• **What you should do**
Determine how many lines include the word "JSON", then give that number and nothing more.
────────────────────
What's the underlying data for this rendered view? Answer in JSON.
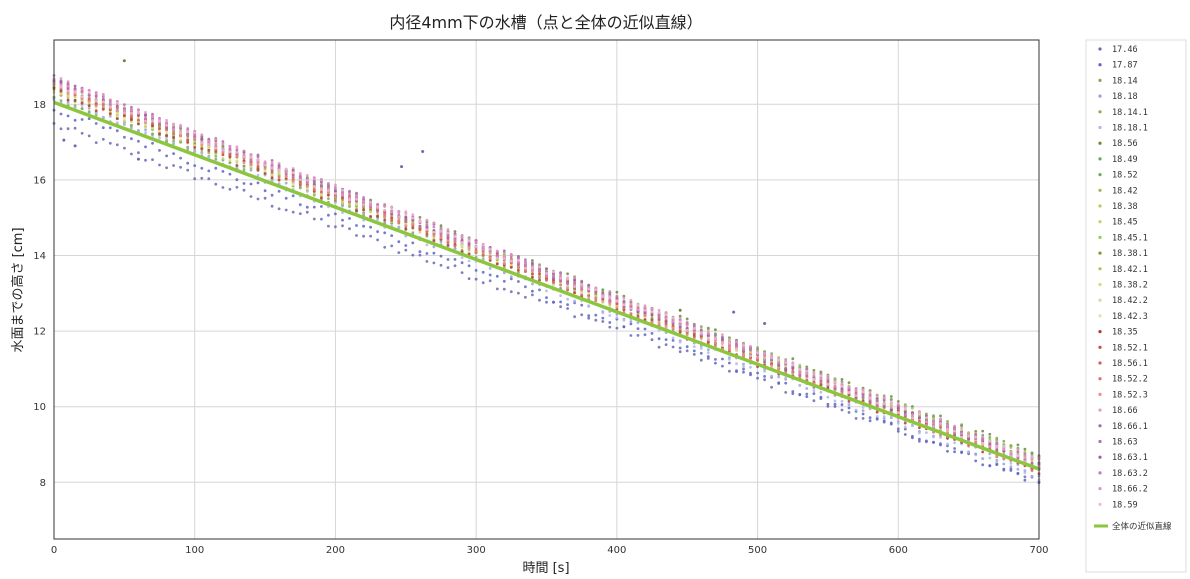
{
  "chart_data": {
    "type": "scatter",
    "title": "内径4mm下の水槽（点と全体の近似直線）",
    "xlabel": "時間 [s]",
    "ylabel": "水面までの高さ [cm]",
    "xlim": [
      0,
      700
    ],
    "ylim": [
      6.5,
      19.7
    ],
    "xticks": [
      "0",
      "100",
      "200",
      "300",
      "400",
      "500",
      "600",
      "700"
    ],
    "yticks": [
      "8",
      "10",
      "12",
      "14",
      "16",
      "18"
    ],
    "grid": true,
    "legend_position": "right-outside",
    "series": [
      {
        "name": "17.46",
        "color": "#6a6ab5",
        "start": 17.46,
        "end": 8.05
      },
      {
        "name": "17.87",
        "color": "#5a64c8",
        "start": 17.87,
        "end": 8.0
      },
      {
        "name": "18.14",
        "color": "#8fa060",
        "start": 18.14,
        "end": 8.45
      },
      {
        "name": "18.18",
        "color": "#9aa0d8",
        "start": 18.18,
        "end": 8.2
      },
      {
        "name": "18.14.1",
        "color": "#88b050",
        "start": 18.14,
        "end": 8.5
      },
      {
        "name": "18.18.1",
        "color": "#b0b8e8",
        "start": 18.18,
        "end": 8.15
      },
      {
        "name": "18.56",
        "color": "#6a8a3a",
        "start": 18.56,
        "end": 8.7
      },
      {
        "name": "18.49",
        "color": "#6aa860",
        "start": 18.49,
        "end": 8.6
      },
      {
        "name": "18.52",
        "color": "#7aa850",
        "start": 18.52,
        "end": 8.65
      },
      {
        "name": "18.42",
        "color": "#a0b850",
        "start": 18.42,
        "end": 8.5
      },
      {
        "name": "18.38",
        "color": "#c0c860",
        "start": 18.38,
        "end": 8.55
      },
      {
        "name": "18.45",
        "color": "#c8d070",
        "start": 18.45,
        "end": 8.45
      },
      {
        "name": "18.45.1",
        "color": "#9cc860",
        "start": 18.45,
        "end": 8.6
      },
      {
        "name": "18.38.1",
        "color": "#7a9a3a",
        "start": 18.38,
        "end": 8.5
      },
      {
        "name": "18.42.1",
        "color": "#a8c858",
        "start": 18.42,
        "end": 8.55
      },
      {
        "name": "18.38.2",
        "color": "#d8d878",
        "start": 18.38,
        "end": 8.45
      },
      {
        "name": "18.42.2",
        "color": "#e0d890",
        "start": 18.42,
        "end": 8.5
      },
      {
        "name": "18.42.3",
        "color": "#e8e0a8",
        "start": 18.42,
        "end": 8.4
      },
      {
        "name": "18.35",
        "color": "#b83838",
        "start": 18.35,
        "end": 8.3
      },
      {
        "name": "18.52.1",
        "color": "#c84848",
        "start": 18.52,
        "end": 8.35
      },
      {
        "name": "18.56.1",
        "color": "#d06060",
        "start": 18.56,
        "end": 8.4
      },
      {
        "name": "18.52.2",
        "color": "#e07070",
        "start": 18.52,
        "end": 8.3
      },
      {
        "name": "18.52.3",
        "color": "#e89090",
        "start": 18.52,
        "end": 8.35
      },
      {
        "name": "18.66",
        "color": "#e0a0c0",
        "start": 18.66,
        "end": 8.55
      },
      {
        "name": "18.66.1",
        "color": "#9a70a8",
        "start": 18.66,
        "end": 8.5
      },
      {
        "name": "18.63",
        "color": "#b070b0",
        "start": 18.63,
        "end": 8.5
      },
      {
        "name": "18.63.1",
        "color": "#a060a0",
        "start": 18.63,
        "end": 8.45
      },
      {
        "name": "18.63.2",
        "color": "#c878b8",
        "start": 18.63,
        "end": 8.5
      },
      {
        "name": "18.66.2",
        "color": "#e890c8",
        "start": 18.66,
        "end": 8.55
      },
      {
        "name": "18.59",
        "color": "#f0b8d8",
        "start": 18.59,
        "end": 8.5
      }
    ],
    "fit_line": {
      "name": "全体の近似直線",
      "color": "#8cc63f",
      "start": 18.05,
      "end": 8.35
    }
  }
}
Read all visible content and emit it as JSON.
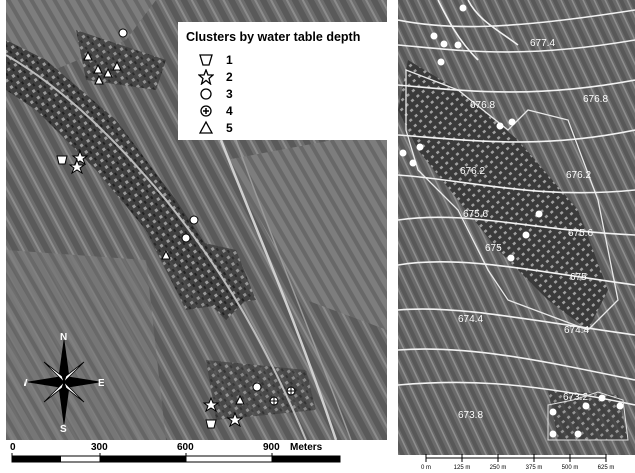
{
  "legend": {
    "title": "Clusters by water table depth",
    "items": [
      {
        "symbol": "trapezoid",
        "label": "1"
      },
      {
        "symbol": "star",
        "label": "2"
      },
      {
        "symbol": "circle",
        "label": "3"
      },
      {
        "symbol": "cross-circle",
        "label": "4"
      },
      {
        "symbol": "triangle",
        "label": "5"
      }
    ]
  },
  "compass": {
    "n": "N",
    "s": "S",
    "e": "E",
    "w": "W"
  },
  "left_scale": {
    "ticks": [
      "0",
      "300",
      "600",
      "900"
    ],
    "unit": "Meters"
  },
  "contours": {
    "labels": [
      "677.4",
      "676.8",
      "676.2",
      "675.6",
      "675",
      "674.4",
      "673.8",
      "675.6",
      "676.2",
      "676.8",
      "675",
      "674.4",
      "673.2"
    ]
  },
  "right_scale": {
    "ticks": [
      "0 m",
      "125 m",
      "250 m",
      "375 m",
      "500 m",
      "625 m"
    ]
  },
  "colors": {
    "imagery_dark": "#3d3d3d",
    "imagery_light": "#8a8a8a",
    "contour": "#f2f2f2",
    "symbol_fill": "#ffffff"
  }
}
────────────────────
• **Answer to the problem**
2